_Written task_
Every record must appear in your copy exactly as written, with no pictures.
── Raw data ──
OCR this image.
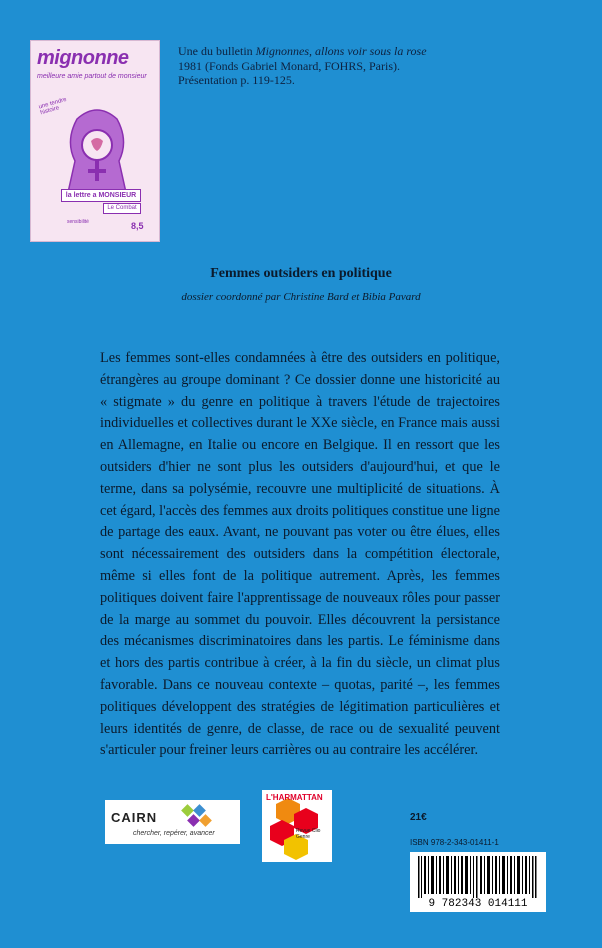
mignonne
meilleure amie partout de monsieur
une tendre histoire
la lettre a MONSIEUR
Le Combat
sensibilité	8,5
Une du bulletin Mignonnes, allons voir sous la rose
1981 (Fonds Gabriel Monard, FOHRS, Paris).
Présentation p. 119-125.
Femmes outsiders en politique
dossier coordonné par Christine Bard et Bibia Pavard
Les femmes sont-elles condamnées à être des outsiders en politique, étrangères au groupe dominant ? Ce dossier donne une historicité au « stigmate » du genre en politique à travers l'étude de trajectoires individuelles et collectives durant le XXe siècle, en France mais aussi en Allemagne, en Italie ou encore en Belgique. Il en ressort que les outsiders d'hier ne sont plus les outsiders d'aujourd'hui, et que le terme, dans sa polysémie, recouvre une multiplicité de situations. À cet égard, l'accès des femmes aux droits politiques constitue une ligne de partage des eaux. Avant, ne pouvant pas voter ou être élues, elles sont nécessairement des outsiders dans la compétition électorale, même si elles font de la politique autrement. Après, les femmes politiques doivent faire l'apprentissage de nouveaux rôles pour passer de la marge au sommet du pouvoir. Elles découvrent la persistance des mécanismes discriminatoires dans les partis. Le féminisme dans et hors des partis contribue à créer, à la fin du siècle, un climat plus favorable. Dans ce nouveau contexte – quotas, parité –, les femmes politiques développent des stratégies de légitimation particulières et leurs identités de genre, de classe, de race ou de sexualité peuvent s'articuler pour freiner leurs carrières ou au contraire les accélérer.
CAIRN
chercher, repérer, avancer
L'HARMATTAN
Revue Clio Genre
21€
ISBN 978-2-343-01411-1
9 782343 014111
───
_Written solution_
OCR this image.
mignonne
meilleure amie partout de monsieur
une tendre histoire
la lettre a MONSIEUR
Le Combat
sensibilité	8,5
Une du bulletin Mignonnes, allons voir sous la rose
1981 (Fonds Gabriel Monard, FOHRS, Paris).
Présentation p. 119-125.
Femmes outsiders en politique
dossier coordonné par Christine Bard et Bibia Pavard
Les femmes sont-elles condamnées à être des outsiders en politique, étrangères au groupe dominant ? Ce dossier donne une historicité au « stigmate » du genre en politique à travers l'étude de trajectoires individuelles et collectives durant le XXe siècle, en France mais aussi en Allemagne, en Italie ou encore en Belgique. Il en ressort que les outsiders d'hier ne sont plus les outsiders d'aujourd'hui, et que le terme, dans sa polysémie, recouvre une multiplicité de situations. À cet égard, l'accès des femmes aux droits politiques constitue une ligne de partage des eaux. Avant, ne pouvant pas voter ou être élues, elles sont nécessairement des outsiders dans la compétition électorale, même si elles font de la politique autrement. Après, les femmes politiques doivent faire l'apprentissage de nouveaux rôles pour passer de la marge au sommet du pouvoir. Elles découvrent la persistance des mécanismes discriminatoires dans les partis. Le féminisme dans et hors des partis contribue à créer, à la fin du siècle, un climat plus favorable. Dans ce nouveau contexte – quotas, parité –, les femmes politiques développent des stratégies de légitimation particulières et leurs identités de genre, de classe, de race ou de sexualité peuvent s'articuler pour freiner leurs carrières ou au contraire les accélérer.
CAIRN
chercher, repérer, avancer
L'HARMATTAN
Revue Clio Genre
21€
ISBN 978-2-343-01411-1
9 782343 014111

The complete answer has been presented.